[Start of RECORD EXCERPTS]

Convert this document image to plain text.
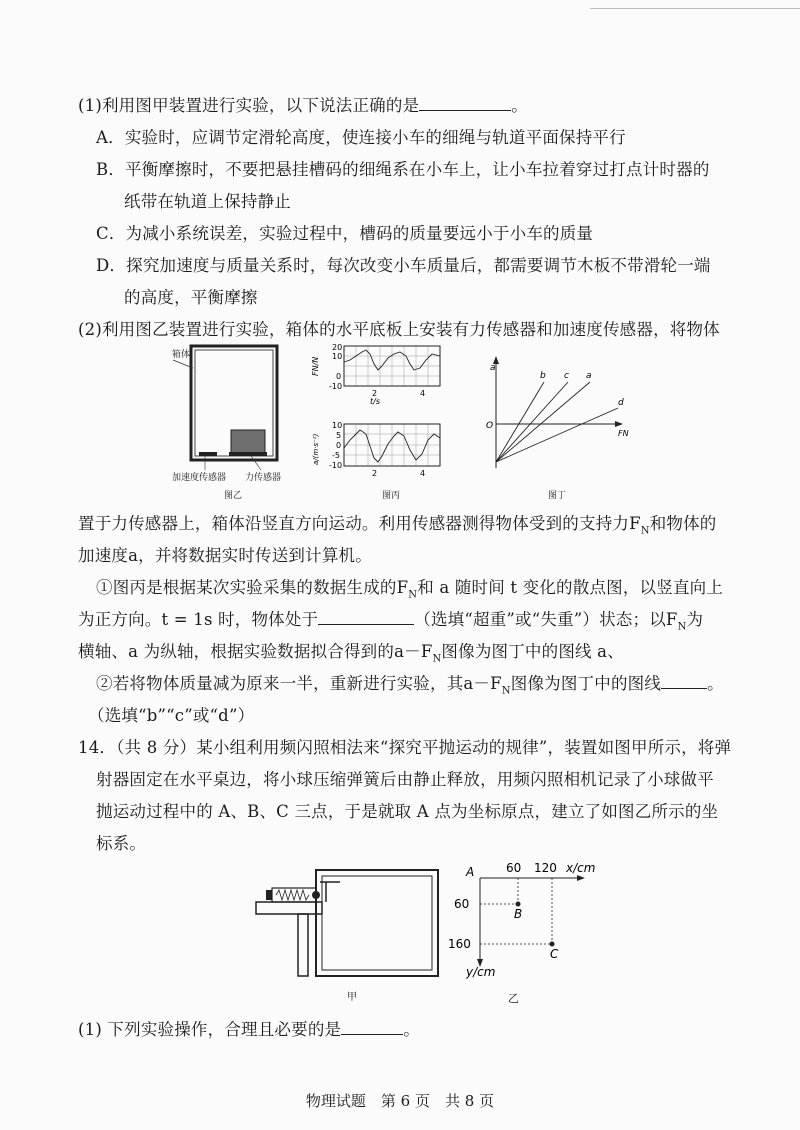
(1)利用图甲装置进行实验，以下说法正确的是	。
A．实验时，应调节定滑轮高度，使连接小车的细绳与轨道平面保持平行
B．平衡摩擦时，不要把悬挂槽码的细绳系在小车上，让小车拉着穿过打点计时器的
纸带在轨道上保持静止
C．为减小系统误差，实验过程中，槽码的质量要远小于小车的质量
D．探究加速度与质量关系时，每次改变小车质量后，都需要调节木板不带滑轮一端
的高度，平衡摩擦
(2)利用图乙装置进行实验，箱体的水平底板上安装有力传感器和加速度传感器，将物体
箱体
加速度传感器 力传感器
图乙
20
10
0
-10
2	4
t/s
FN/N
10
5
0
-5
-10
2	4
a/(m·s⁻²)
图丙
a
O
FN
b c a
d
图丁
置于力传感器上，箱体沿竖直方向运动。利用传感器测得物体受到的支持力$F_N$和物体的
加速度a，并将数据实时传送到计算机。
①图丙是根据某次实验采集的数据生成的$F_N$和 a 随时间 t 变化的散点图，以竖直向上
为正方向。t = 1s 时，物体处于	（选填“超重”或“失重”）状态；以$F_N$为
横轴、a 为纵轴，根据实验数据拟合得到的$a-F_N$图像为图丁中的图线 a、
②若将物体质量减为原来一半，重新进行实验，其$a-F_N$图像为图丁中的图线	。
（选填“b”“c”或“d”）
14．（共 8 分）某小组利用频闪照相法来“探究平抛运动的规律”，装置如图甲所示，将弹
射器固定在水平桌边，将小球压缩弹簧后由静止释放，用频闪照相机记录了小球做平
抛运动过程中的 A、B、C 三点，于是就取 A 点为坐标原点，建立了如图乙所示的坐
标系。
甲
A	60 120 x/cm
60
160
y/cm
B
C
乙
(1) 下列实验操作，合理且必要的是	。
物理试题　第 6 页　共 8 页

[End of RECORD EXCERPTS]

### WRITTEN PROBLEM
Keep the pictures out of the copy and return the rest of the data above exactly.

### ANSWER TO THE EXERCISE
Convert this document image to plain text.
(1)利用图甲装置进行实验，以下说法正确的是	。
A．实验时，应调节定滑轮高度，使连接小车的细绳与轨道平面保持平行
B．平衡摩擦时，不要把悬挂槽码的细绳系在小车上，让小车拉着穿过打点计时器的
纸带在轨道上保持静止
C．为减小系统误差，实验过程中，槽码的质量要远小于小车的质量
D．探究加速度与质量关系时，每次改变小车质量后，都需要调节木板不带滑轮一端
的高度，平衡摩擦
(2)利用图乙装置进行实验，箱体的水平底板上安装有力传感器和加速度传感器，将物体
箱体
加速度传感器 力传感器
图乙
20
10
0
-10
2	4
t/s
FN/N
10
5
0
-5
-10
2	4
a/(m·s⁻²)
图丙
a
O
FN
b c a
d
图丁
置于力传感器上，箱体沿竖直方向运动。利用传感器测得物体受到的支持力$F_N$和物体的
加速度a，并将数据实时传送到计算机。
①图丙是根据某次实验采集的数据生成的$F_N$和 a 随时间 t 变化的散点图，以竖直向上
为正方向。t = 1s 时，物体处于	（选填“超重”或“失重”）状态；以$F_N$为
横轴、a 为纵轴，根据实验数据拟合得到的$a-F_N$图像为图丁中的图线 a、
②若将物体质量减为原来一半，重新进行实验，其$a-F_N$图像为图丁中的图线	。
（选填“b”“c”或“d”）
14．（共 8 分）某小组利用频闪照相法来“探究平抛运动的规律”，装置如图甲所示，将弹
射器固定在水平桌边，将小球压缩弹簧后由静止释放，用频闪照相机记录了小球做平
抛运动过程中的 A、B、C 三点，于是就取 A 点为坐标原点，建立了如图乙所示的坐
标系。
甲
A	60 120 x/cm
60
160
y/cm
B
C
乙
(1) 下列实验操作，合理且必要的是	。
物理试题　第 6 页　共 8 页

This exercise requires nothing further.